START Source data

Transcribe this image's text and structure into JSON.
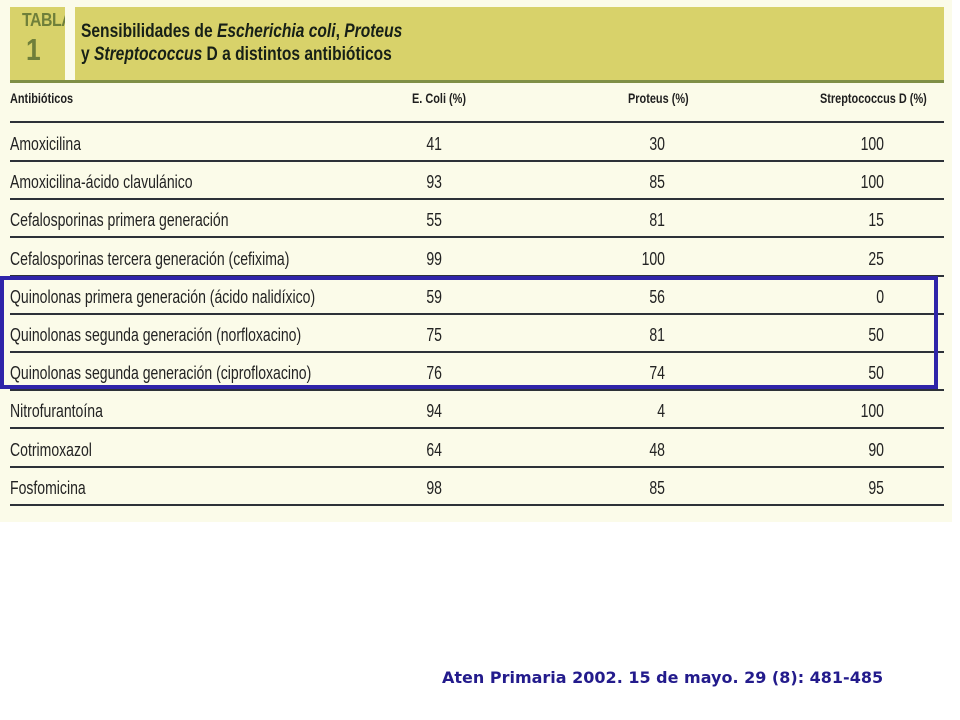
{
  "header": {
    "tabla_label": "TABLA",
    "tabla_number": "1",
    "title_parts": [
      {
        "text": "Sensibilidades de ",
        "italic": false
      },
      {
        "text": "Escherichia coli",
        "italic": true
      },
      {
        "text": ", ",
        "italic": false
      },
      {
        "text": "Proteus",
        "italic": true
      },
      {
        "text": "y ",
        "italic": false
      },
      {
        "text": "Streptococcus",
        "italic": true
      },
      {
        "text": " D a distintos antibióticos",
        "italic": false
      }
    ]
  },
  "table": {
    "headers": [
      "Antibióticos",
      "E. Coli (%)",
      "Proteus (%)",
      "Streptococcus D (%)"
    ],
    "rows": [
      {
        "name": "Amoxicilina",
        "ecoli": "41",
        "proteus": "30",
        "strepto": "100"
      },
      {
        "name": "Amoxicilina-ácido clavulánico",
        "ecoli": "93",
        "proteus": "85",
        "strepto": "100"
      },
      {
        "name": "Cefalosporinas primera generación",
        "ecoli": "55",
        "proteus": "81",
        "strepto": "15"
      },
      {
        "name": "Cefalosporinas tercera generación (cefixima)",
        "ecoli": "99",
        "proteus": "100",
        "strepto": "25"
      },
      {
        "name": "Quinolonas primera generación (ácido nalidíxico)",
        "ecoli": "59",
        "proteus": "56",
        "strepto": "0"
      },
      {
        "name": "Quinolonas segunda generación (norfloxacino)",
        "ecoli": "75",
        "proteus": "81",
        "strepto": "50"
      },
      {
        "name": "Quinolonas segunda generación (ciprofloxacino)",
        "ecoli": "76",
        "proteus": "74",
        "strepto": "50"
      },
      {
        "name": "Nitrofurantoína",
        "ecoli": "94",
        "proteus": "4",
        "strepto": "100"
      },
      {
        "name": "Cotrimoxazol",
        "ecoli": "64",
        "proteus": "48",
        "strepto": "90"
      },
      {
        "name": "Fosfomicina",
        "ecoli": "98",
        "proteus": "85",
        "strepto": "95"
      }
    ]
  },
  "citation": "Aten Primaria 2002. 15 de mayo. 29 (8): 481-485",
  "colors": {
    "header_band": "#d8d26a",
    "label_text": "#6f7f3a",
    "highlight_border": "#2f24a9",
    "citation_text": "#231b8c"
  }
}
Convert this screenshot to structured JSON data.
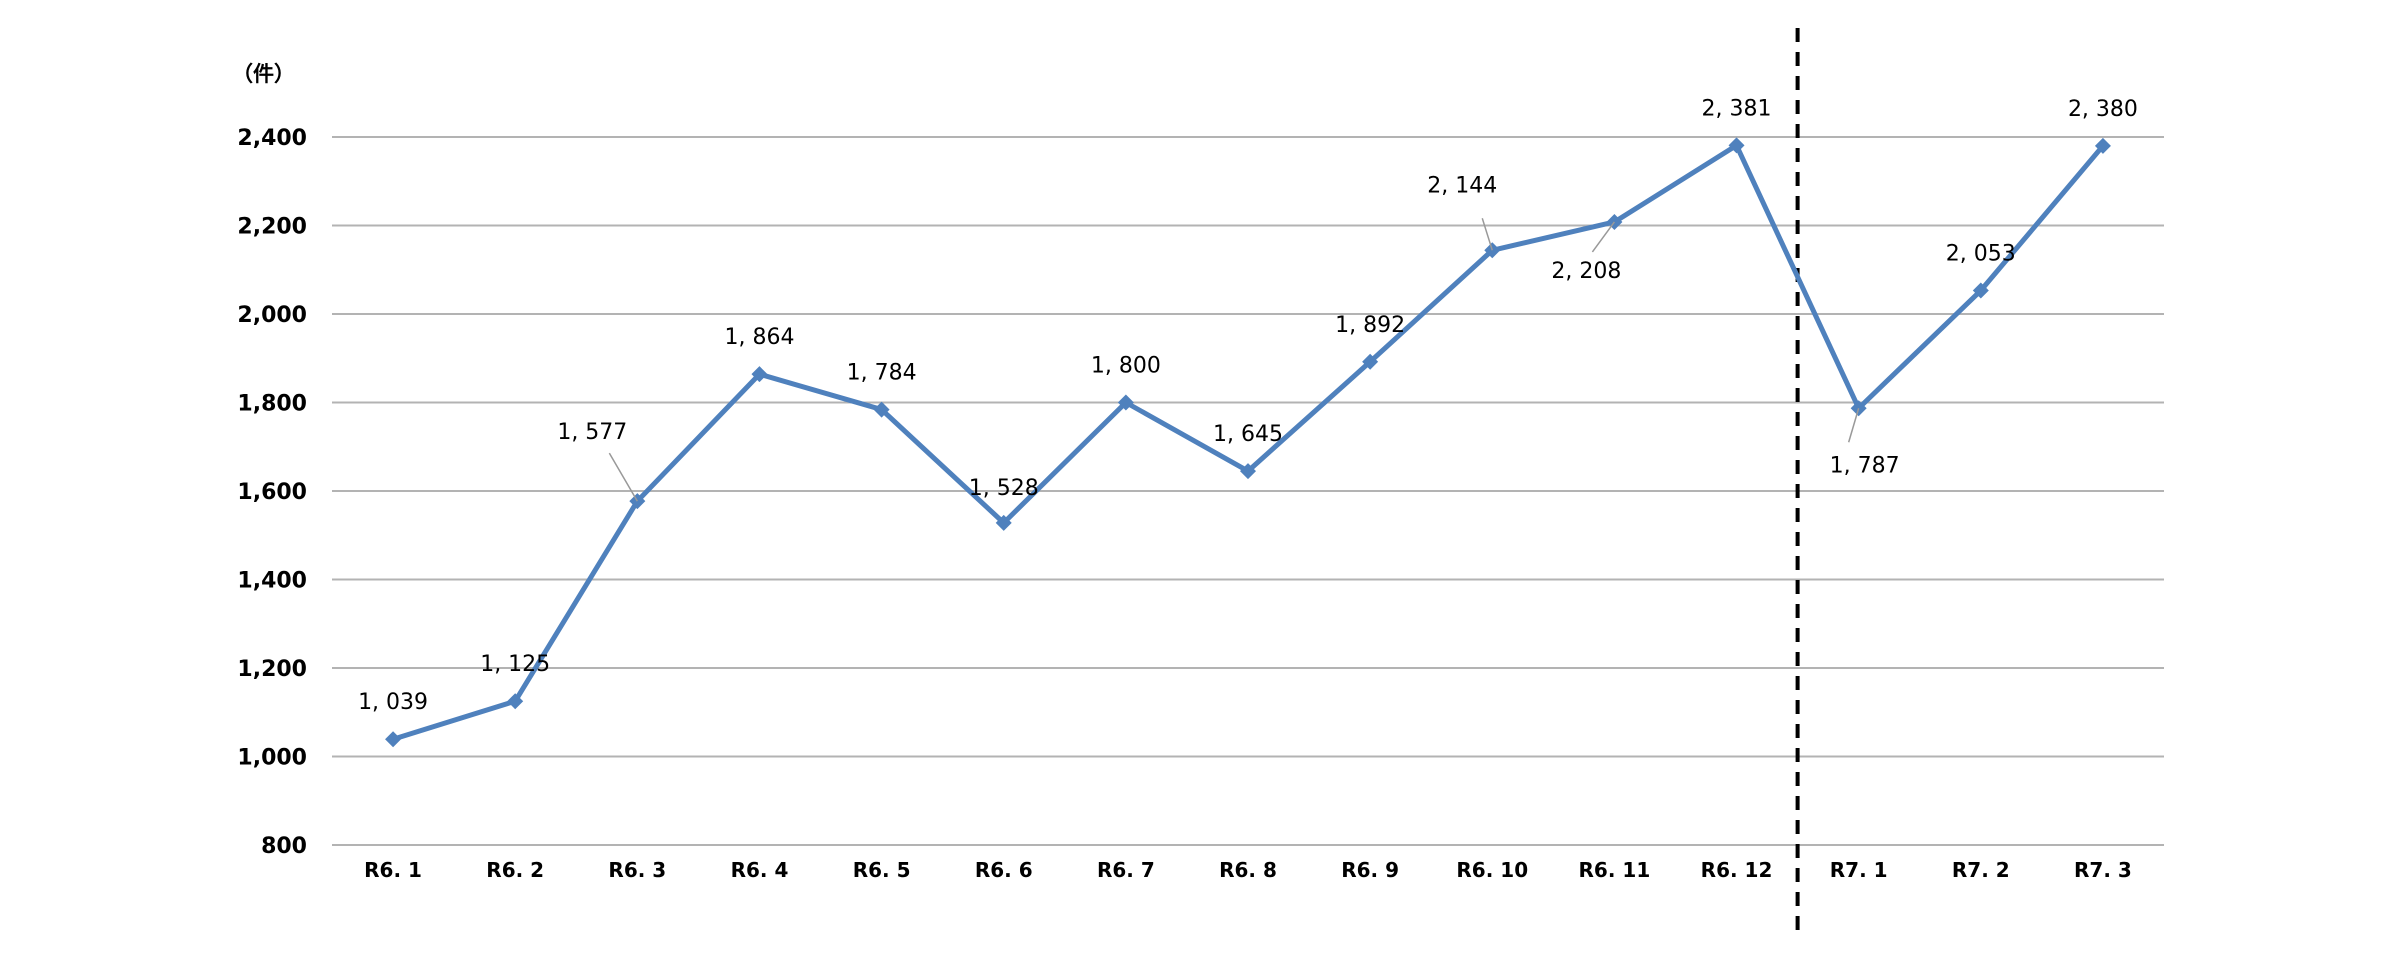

END Source data

- Work to complete
Reproduce the records, all of them, word for word; omit the pictures.

- Exercise answer
Transcribe this image's text and structure into JSON.
{
  "header": {
    "tabla_label": "TABLA",
    "tabla_number": "1",
    "title_parts": [
      {
        "text": "Sensibilidades de ",
        "italic": false
      },
      {
        "text": "Escherichia coli",
        "italic": true
      },
      {
        "text": ", ",
        "italic": false
      },
      {
        "text": "Proteus",
        "italic": true
      },
      {
        "text": "y ",
        "italic": false
      },
      {
        "text": "Streptococcus",
        "italic": true
      },
      {
        "text": " D a distintos antibióticos",
        "italic": false
      }
    ]
  },
  "table": {
    "headers": [
      "Antibióticos",
      "E. Coli (%)",
      "Proteus (%)",
      "Streptococcus D (%)"
    ],
    "rows": [
      {
        "name": "Amoxicilina",
        "ecoli": "41",
        "proteus": "30",
        "strepto": "100"
      },
      {
        "name": "Amoxicilina-ácido clavulánico",
        "ecoli": "93",
        "proteus": "85",
        "strepto": "100"
      },
      {
        "name": "Cefalosporinas primera generación",
        "ecoli": "55",
        "proteus": "81",
        "strepto": "15"
      },
      {
        "name": "Cefalosporinas tercera generación (cefixima)",
        "ecoli": "99",
        "proteus": "100",
        "strepto": "25"
      },
      {
        "name": "Quinolonas primera generación (ácido nalidíxico)",
        "ecoli": "59",
        "proteus": "56",
        "strepto": "0"
      },
      {
        "name": "Quinolonas segunda generación (norfloxacino)",
        "ecoli": "75",
        "proteus": "81",
        "strepto": "50"
      },
      {
        "name": "Quinolonas segunda generación (ciprofloxacino)",
        "ecoli": "76",
        "proteus": "74",
        "strepto": "50"
      },
      {
        "name": "Nitrofurantoína",
        "ecoli": "94",
        "proteus": "4",
        "strepto": "100"
      },
      {
        "name": "Cotrimoxazol",
        "ecoli": "64",
        "proteus": "48",
        "strepto": "90"
      },
      {
        "name": "Fosfomicina",
        "ecoli": "98",
        "proteus": "85",
        "strepto": "95"
      }
    ]
  },
  "citation": "Aten Primaria 2002. 15 de mayo. 29 (8): 481-485",
  "colors": {
    "header_band": "#d8d26a",
    "label_text": "#6f7f3a",
    "highlight_border": "#2f24a9",
    "citation_text": "#231b8c"
  }
}
Convert this screenshot to structured JSON data.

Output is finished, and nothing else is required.